═════ PROVIDED DATA ═════
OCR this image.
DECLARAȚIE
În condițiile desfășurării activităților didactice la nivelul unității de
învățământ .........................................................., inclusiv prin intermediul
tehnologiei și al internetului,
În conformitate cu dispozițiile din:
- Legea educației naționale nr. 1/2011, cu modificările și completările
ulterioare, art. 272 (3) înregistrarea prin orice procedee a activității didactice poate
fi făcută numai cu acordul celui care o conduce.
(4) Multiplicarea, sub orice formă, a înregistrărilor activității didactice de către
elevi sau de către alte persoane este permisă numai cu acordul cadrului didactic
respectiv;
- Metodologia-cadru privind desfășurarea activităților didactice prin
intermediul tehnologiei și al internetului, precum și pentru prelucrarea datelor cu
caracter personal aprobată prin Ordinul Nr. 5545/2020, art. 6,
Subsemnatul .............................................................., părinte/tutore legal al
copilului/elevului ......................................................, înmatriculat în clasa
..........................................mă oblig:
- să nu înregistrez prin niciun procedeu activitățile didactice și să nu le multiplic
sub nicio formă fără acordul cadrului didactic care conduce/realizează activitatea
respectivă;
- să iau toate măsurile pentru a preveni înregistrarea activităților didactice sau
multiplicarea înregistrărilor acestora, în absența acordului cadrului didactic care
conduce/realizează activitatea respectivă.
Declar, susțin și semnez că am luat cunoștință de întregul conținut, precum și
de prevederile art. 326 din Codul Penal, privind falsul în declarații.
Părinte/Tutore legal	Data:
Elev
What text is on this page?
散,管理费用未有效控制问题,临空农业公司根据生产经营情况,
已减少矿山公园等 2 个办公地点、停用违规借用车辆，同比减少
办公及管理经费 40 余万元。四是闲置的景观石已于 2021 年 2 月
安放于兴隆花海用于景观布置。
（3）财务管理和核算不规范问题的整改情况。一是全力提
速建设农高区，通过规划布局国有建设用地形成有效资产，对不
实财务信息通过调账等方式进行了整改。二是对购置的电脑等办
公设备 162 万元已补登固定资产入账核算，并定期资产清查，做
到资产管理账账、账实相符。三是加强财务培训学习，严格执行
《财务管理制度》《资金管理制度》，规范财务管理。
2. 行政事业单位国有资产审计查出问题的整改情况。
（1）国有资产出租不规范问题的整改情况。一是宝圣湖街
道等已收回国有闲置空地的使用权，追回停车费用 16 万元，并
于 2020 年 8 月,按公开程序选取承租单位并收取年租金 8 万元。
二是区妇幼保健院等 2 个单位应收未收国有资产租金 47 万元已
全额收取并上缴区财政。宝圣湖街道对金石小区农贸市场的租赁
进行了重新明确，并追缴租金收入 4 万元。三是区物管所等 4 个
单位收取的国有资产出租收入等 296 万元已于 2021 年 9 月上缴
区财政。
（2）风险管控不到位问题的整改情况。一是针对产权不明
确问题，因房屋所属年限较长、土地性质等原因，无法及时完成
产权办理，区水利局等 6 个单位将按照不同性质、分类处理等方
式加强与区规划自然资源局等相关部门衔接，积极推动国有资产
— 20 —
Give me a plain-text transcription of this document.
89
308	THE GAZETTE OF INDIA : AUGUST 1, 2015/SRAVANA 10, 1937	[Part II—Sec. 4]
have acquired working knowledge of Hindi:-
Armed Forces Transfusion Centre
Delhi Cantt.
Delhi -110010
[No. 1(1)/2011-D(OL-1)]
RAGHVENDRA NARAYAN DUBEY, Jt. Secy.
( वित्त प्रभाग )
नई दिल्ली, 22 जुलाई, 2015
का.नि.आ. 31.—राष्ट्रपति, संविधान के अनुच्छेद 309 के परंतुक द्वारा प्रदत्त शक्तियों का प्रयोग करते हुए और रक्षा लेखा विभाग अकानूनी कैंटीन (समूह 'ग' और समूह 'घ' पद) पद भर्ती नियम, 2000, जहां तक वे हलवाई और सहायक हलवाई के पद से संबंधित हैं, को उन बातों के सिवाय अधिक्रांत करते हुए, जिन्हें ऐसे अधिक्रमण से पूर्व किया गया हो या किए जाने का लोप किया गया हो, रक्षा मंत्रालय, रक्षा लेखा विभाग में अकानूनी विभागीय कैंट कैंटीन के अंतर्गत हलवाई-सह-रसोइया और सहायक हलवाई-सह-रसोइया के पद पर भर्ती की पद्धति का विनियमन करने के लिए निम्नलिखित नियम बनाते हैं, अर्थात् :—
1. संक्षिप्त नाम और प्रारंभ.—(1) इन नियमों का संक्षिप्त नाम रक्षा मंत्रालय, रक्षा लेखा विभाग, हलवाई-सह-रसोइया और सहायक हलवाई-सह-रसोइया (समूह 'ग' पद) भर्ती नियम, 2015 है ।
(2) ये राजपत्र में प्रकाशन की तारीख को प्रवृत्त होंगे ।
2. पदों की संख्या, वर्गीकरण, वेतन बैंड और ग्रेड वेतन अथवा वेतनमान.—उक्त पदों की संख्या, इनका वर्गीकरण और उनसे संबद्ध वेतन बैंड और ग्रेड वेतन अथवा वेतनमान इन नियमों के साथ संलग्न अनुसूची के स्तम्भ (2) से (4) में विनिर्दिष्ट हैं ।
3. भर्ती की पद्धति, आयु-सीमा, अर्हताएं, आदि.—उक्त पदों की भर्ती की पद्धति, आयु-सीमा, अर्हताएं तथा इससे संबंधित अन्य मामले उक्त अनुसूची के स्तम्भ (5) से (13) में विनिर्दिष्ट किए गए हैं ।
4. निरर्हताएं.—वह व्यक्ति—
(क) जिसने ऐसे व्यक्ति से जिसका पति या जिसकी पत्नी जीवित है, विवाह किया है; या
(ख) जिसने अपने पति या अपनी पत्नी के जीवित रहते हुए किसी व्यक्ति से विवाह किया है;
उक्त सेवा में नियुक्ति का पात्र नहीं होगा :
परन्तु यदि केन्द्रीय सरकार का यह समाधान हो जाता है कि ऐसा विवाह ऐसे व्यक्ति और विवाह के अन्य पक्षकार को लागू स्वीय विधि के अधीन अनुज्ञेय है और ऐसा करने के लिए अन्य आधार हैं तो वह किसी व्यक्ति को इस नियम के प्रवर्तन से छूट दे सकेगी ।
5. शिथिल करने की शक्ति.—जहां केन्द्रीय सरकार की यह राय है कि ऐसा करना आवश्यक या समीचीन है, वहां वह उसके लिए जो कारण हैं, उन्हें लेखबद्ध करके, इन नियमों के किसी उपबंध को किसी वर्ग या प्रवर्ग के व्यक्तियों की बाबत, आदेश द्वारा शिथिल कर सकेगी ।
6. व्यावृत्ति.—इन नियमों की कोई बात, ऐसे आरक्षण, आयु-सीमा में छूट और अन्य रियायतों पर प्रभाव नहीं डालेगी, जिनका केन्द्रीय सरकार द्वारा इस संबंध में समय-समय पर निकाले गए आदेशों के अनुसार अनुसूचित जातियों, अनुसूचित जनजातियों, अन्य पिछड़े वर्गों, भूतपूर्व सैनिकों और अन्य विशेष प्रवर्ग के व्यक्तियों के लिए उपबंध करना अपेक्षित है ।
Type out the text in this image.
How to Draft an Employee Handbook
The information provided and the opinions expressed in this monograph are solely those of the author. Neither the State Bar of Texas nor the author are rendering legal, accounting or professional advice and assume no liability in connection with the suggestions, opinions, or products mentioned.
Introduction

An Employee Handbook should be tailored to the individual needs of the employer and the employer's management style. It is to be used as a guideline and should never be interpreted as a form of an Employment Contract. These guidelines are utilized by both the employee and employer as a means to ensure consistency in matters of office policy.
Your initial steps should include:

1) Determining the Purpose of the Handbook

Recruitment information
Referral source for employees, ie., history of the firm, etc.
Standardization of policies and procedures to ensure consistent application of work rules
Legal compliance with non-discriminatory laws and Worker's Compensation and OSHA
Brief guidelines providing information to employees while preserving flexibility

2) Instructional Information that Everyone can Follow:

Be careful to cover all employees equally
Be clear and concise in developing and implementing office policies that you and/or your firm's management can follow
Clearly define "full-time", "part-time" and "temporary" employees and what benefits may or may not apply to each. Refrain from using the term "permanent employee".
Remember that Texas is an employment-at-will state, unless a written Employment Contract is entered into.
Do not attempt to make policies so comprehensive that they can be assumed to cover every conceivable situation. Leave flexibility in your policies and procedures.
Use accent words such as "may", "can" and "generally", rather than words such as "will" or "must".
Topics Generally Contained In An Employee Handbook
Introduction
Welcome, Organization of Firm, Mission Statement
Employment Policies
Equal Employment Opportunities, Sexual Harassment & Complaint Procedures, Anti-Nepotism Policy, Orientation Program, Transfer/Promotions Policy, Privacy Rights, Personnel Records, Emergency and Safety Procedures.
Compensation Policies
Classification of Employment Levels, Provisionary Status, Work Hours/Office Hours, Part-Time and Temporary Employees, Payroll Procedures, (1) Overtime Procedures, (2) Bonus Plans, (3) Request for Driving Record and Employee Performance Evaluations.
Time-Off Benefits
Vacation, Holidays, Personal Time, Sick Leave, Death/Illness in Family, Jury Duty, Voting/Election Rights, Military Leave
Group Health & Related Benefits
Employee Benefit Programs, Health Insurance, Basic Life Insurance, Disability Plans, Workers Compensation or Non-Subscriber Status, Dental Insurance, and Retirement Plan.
═════
**WORK TO BE COMPLETED:**
From the entries, report each line that includes the word "Leave".

**EXERCISE ANSWER:**
Do not attempt to make policies so comprehensive that they can be assumed to cover every conceivable situation. Leave flexibility in your policies and procedures.
Vacation, Holidays, Personal Time, Sick Leave, Death/Illness in Family, Jury Duty, Voting/Election Rights, Military Leave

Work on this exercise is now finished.